• **Task description**: Extract the final stretch of the data: the line that contains "What text is on this page?" and every line after it, unaltered, and no other lines.

• **Given records**:
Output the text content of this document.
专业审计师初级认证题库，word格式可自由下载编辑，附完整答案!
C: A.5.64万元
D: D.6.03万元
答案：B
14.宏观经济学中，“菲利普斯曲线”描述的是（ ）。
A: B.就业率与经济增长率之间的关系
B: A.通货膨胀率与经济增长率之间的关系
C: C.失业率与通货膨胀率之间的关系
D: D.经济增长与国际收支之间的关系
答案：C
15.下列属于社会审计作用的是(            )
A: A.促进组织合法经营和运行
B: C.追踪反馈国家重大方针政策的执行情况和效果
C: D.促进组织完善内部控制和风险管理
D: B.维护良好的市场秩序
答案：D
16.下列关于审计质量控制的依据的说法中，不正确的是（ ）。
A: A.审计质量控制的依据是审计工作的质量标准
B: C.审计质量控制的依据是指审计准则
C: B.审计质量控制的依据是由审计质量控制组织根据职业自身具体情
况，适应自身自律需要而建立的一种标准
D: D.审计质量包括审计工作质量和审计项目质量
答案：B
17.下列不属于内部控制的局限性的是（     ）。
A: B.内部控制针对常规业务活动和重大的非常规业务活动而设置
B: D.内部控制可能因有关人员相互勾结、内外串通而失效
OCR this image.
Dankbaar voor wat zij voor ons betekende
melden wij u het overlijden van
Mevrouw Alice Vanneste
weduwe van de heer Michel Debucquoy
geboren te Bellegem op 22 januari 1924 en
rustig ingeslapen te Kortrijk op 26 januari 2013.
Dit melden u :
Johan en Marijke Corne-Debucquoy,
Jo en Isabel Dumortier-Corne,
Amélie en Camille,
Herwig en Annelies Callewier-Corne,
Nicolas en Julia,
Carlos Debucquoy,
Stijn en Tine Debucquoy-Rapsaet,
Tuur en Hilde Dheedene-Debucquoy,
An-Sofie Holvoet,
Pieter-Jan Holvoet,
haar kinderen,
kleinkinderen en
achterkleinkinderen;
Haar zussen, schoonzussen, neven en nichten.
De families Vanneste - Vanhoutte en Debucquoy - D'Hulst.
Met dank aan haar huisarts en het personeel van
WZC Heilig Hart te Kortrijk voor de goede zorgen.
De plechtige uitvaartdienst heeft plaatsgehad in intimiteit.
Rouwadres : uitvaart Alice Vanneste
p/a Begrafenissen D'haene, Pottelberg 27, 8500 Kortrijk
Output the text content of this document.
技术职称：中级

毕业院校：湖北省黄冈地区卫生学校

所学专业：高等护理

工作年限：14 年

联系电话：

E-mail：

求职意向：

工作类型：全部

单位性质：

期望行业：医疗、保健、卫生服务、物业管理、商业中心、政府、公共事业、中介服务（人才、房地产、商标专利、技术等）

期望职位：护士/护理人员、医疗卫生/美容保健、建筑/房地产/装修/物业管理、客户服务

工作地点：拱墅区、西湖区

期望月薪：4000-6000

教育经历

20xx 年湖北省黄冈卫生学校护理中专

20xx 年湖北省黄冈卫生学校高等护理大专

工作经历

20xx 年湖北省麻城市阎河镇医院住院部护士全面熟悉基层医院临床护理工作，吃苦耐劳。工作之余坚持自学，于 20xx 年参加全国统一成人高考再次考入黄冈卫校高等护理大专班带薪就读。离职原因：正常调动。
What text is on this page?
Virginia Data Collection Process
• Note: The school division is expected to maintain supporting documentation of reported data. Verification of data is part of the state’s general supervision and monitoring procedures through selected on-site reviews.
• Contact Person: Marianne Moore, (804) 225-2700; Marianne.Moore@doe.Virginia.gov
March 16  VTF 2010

• **Completed exercise**:
What text is on this page?
Virginia Data Collection Process
• Note: The school division is expected to maintain supporting documentation of reported data. Verification of data is part of the state’s general supervision and monitoring procedures through selected on-site reviews.
• Contact Person: Marianne Moore, (804) 225-2700; Marianne.Moore@doe.Virginia.gov
March 16  VTF 2010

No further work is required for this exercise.